Each entry has to be copied exactly, with nothing missed.

....................

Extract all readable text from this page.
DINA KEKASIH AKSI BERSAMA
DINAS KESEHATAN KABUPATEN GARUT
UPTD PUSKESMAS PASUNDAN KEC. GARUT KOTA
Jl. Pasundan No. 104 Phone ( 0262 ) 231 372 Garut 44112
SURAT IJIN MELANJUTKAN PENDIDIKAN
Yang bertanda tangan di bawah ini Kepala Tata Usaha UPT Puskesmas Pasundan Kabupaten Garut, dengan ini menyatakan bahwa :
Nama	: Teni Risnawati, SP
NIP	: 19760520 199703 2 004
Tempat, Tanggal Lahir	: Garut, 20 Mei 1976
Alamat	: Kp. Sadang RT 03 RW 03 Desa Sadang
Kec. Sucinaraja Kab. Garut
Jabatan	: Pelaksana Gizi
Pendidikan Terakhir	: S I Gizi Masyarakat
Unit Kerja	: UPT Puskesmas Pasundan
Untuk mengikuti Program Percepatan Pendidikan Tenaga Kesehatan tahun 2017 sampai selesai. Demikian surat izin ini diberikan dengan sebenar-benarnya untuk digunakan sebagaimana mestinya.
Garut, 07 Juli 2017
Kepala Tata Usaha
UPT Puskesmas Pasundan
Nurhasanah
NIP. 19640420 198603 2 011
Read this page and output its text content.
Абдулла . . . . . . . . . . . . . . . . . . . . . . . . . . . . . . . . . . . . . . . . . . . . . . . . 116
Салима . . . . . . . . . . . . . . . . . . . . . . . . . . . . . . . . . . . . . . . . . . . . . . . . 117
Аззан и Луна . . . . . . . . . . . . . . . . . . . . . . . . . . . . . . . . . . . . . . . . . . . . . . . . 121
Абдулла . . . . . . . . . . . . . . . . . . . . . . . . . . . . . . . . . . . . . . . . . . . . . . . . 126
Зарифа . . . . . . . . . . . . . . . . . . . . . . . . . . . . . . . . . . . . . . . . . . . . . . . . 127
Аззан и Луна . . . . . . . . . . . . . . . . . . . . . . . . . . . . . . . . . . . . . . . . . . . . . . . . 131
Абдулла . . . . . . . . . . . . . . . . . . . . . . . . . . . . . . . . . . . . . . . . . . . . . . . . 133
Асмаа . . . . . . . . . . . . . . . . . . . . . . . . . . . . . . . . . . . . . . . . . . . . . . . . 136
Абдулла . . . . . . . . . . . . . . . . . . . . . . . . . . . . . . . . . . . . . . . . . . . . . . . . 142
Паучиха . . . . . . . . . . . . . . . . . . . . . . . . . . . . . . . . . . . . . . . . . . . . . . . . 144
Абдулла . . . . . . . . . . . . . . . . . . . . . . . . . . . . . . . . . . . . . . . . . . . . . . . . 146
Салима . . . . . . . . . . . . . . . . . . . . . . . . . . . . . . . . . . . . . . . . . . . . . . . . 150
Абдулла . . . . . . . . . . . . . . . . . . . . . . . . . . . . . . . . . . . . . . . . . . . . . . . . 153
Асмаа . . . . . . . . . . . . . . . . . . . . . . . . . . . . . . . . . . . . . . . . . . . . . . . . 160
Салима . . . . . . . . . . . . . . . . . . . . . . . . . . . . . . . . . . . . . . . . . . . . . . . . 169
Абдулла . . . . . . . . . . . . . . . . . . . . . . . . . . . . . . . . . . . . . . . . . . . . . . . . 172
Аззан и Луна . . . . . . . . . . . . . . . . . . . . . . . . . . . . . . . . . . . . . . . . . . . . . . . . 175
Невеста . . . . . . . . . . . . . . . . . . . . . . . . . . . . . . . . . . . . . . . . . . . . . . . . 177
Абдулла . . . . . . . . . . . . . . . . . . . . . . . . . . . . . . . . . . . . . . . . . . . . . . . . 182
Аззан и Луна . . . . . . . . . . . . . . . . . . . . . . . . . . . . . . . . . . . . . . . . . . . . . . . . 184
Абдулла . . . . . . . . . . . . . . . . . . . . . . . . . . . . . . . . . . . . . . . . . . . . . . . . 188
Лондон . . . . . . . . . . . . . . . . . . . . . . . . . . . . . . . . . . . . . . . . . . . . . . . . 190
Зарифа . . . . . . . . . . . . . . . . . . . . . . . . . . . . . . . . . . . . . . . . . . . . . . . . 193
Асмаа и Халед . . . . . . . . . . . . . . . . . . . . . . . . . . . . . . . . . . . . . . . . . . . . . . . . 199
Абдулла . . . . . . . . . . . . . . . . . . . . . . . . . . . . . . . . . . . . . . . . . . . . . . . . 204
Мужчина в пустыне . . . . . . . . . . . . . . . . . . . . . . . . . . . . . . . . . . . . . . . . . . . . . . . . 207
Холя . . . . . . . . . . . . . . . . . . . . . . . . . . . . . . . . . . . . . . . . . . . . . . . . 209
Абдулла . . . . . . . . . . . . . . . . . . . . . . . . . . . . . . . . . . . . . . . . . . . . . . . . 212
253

....................

- Solution to the exercise:
Extract all readable text from this page.
DINA KEKASIH AKSI BERSAMA
DINAS KESEHATAN KABUPATEN GARUT
UPTD PUSKESMAS PASUNDAN KEC. GARUT KOTA
Jl. Pasundan No. 104 Phone ( 0262 ) 231 372 Garut 44112
SURAT IJIN MELANJUTKAN PENDIDIKAN
Yang bertanda tangan di bawah ini Kepala Tata Usaha UPT Puskesmas Pasundan Kabupaten Garut, dengan ini menyatakan bahwa :
Nama	: Teni Risnawati, SP
NIP	: 19760520 199703 2 004
Tempat, Tanggal Lahir	: Garut, 20 Mei 1976
Alamat	: Kp. Sadang RT 03 RW 03 Desa Sadang
Kec. Sucinaraja Kab. Garut
Jabatan	: Pelaksana Gizi
Pendidikan Terakhir	: S I Gizi Masyarakat
Unit Kerja	: UPT Puskesmas Pasundan
Untuk mengikuti Program Percepatan Pendidikan Tenaga Kesehatan tahun 2017 sampai selesai. Demikian surat izin ini diberikan dengan sebenar-benarnya untuk digunakan sebagaimana mestinya.
Garut, 07 Juli 2017
Kepala Tata Usaha
UPT Puskesmas Pasundan
Nurhasanah
NIP. 19640420 198603 2 011
Read this page and output its text content.
Абдулла . . . . . . . . . . . . . . . . . . . . . . . . . . . . . . . . . . . . . . . . . . . . . . . . 116
Салима . . . . . . . . . . . . . . . . . . . . . . . . . . . . . . . . . . . . . . . . . . . . . . . . 117
Аззан и Луна . . . . . . . . . . . . . . . . . . . . . . . . . . . . . . . . . . . . . . . . . . . . . . . . 121
Абдулла . . . . . . . . . . . . . . . . . . . . . . . . . . . . . . . . . . . . . . . . . . . . . . . . 126
Зарифа . . . . . . . . . . . . . . . . . . . . . . . . . . . . . . . . . . . . . . . . . . . . . . . . 127
Аззан и Луна . . . . . . . . . . . . . . . . . . . . . . . . . . . . . . . . . . . . . . . . . . . . . . . . 131
Абдулла . . . . . . . . . . . . . . . . . . . . . . . . . . . . . . . . . . . . . . . . . . . . . . . . 133
Асмаа . . . . . . . . . . . . . . . . . . . . . . . . . . . . . . . . . . . . . . . . . . . . . . . . 136
Абдулла . . . . . . . . . . . . . . . . . . . . . . . . . . . . . . . . . . . . . . . . . . . . . . . . 142
Паучиха . . . . . . . . . . . . . . . . . . . . . . . . . . . . . . . . . . . . . . . . . . . . . . . . 144
Абдулла . . . . . . . . . . . . . . . . . . . . . . . . . . . . . . . . . . . . . . . . . . . . . . . . 146
Салима . . . . . . . . . . . . . . . . . . . . . . . . . . . . . . . . . . . . . . . . . . . . . . . . 150
Абдулла . . . . . . . . . . . . . . . . . . . . . . . . . . . . . . . . . . . . . . . . . . . . . . . . 153
Асмаа . . . . . . . . . . . . . . . . . . . . . . . . . . . . . . . . . . . . . . . . . . . . . . . . 160
Салима . . . . . . . . . . . . . . . . . . . . . . . . . . . . . . . . . . . . . . . . . . . . . . . . 169
Абдулла . . . . . . . . . . . . . . . . . . . . . . . . . . . . . . . . . . . . . . . . . . . . . . . . 172
Аззан и Луна . . . . . . . . . . . . . . . . . . . . . . . . . . . . . . . . . . . . . . . . . . . . . . . . 175
Невеста . . . . . . . . . . . . . . . . . . . . . . . . . . . . . . . . . . . . . . . . . . . . . . . . 177
Абдулла . . . . . . . . . . . . . . . . . . . . . . . . . . . . . . . . . . . . . . . . . . . . . . . . 182
Аззан и Луна . . . . . . . . . . . . . . . . . . . . . . . . . . . . . . . . . . . . . . . . . . . . . . . . 184
Абдулла . . . . . . . . . . . . . . . . . . . . . . . . . . . . . . . . . . . . . . . . . . . . . . . . 188
Лондон . . . . . . . . . . . . . . . . . . . . . . . . . . . . . . . . . . . . . . . . . . . . . . . . 190
Зарифа . . . . . . . . . . . . . . . . . . . . . . . . . . . . . . . . . . . . . . . . . . . . . . . . 193
Асмаа и Халед . . . . . . . . . . . . . . . . . . . . . . . . . . . . . . . . . . . . . . . . . . . . . . . . 199
Абдулла . . . . . . . . . . . . . . . . . . . . . . . . . . . . . . . . . . . . . . . . . . . . . . . . 204
Мужчина в пустыне . . . . . . . . . . . . . . . . . . . . . . . . . . . . . . . . . . . . . . . . . . . . . . . . 207
Холя . . . . . . . . . . . . . . . . . . . . . . . . . . . . . . . . . . . . . . . . . . . . . . . . 209
Абдулла . . . . . . . . . . . . . . . . . . . . . . . . . . . . . . . . . . . . . . . . . . . . . . . . 212
253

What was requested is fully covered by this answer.